# What you have to do
Extract every line of the material that holds the string "highlight".

>> BEGIN Supplied material

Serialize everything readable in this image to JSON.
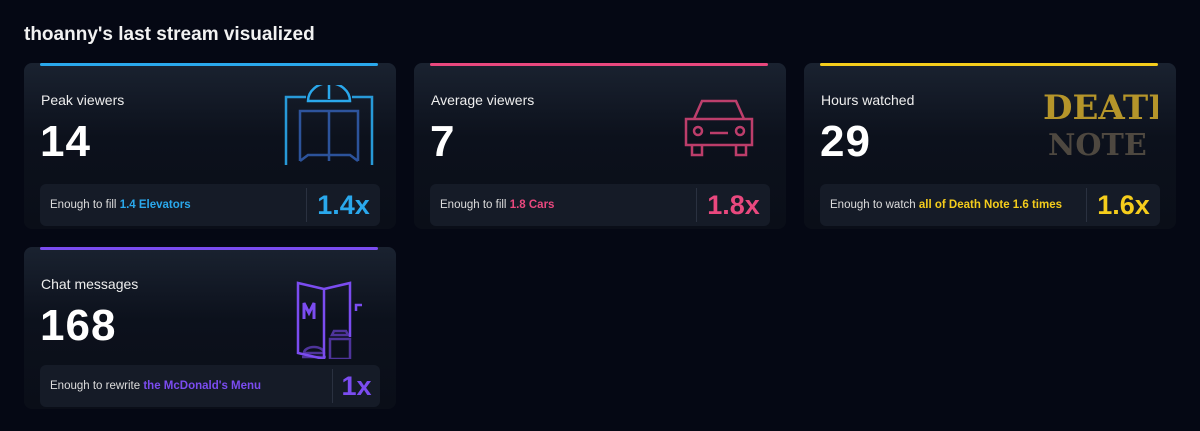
{
  "title": "thoanny's last stream visualized",
  "cards": [
    {
      "label": "Peak viewers",
      "value": "14",
      "prefix": "Enough to fill ",
      "highlight": "1.4 Elevators",
      "multiplier": "1.4x",
      "color": "#2aa8ec",
      "icon": "elevator-icon"
    },
    {
      "label": "Average viewers",
      "value": "7",
      "prefix": "Enough to fill ",
      "highlight": "1.8 Cars",
      "multiplier": "1.8x",
      "color": "#e9487e",
      "icon": "car-icon"
    },
    {
      "label": "Hours watched",
      "value": "29",
      "prefix": "Enough to watch ",
      "highlight": "all of Death Note 1.6 times",
      "multiplier": "1.6x",
      "color": "#f5cd1c",
      "icon": "death-note-logo",
      "logo_text": "DEATH NOTE"
    },
    {
      "label": "Chat messages",
      "value": "168",
      "prefix": "Enough to rewrite ",
      "highlight": "the McDonald's Menu",
      "multiplier": "1x",
      "color": "#7b4cf0",
      "icon": "mcdonalds-menu-icon"
    }
  ]
}
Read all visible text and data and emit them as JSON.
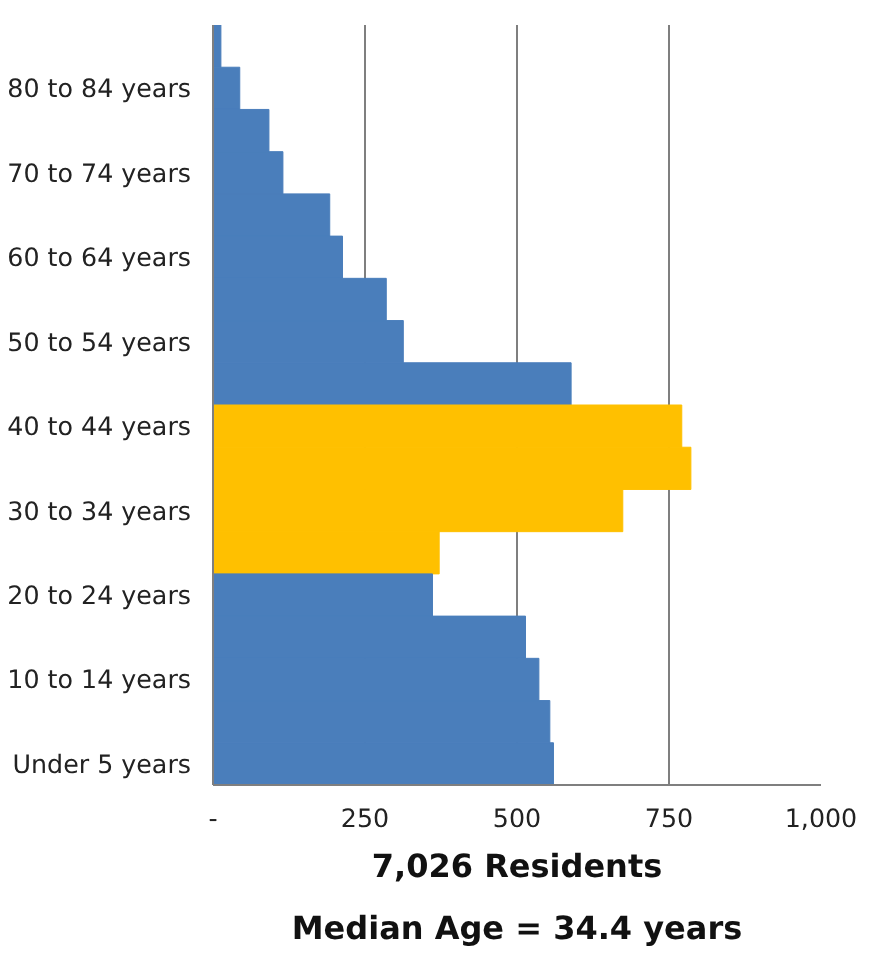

>> END Supplied material

# Answer to the exercise
      "highlight": "1.4 Elevators",
      "highlight": "1.8 Cars",
      "highlight": "all of Death Note 1.6 times",
      "highlight": "the McDonald's Menu",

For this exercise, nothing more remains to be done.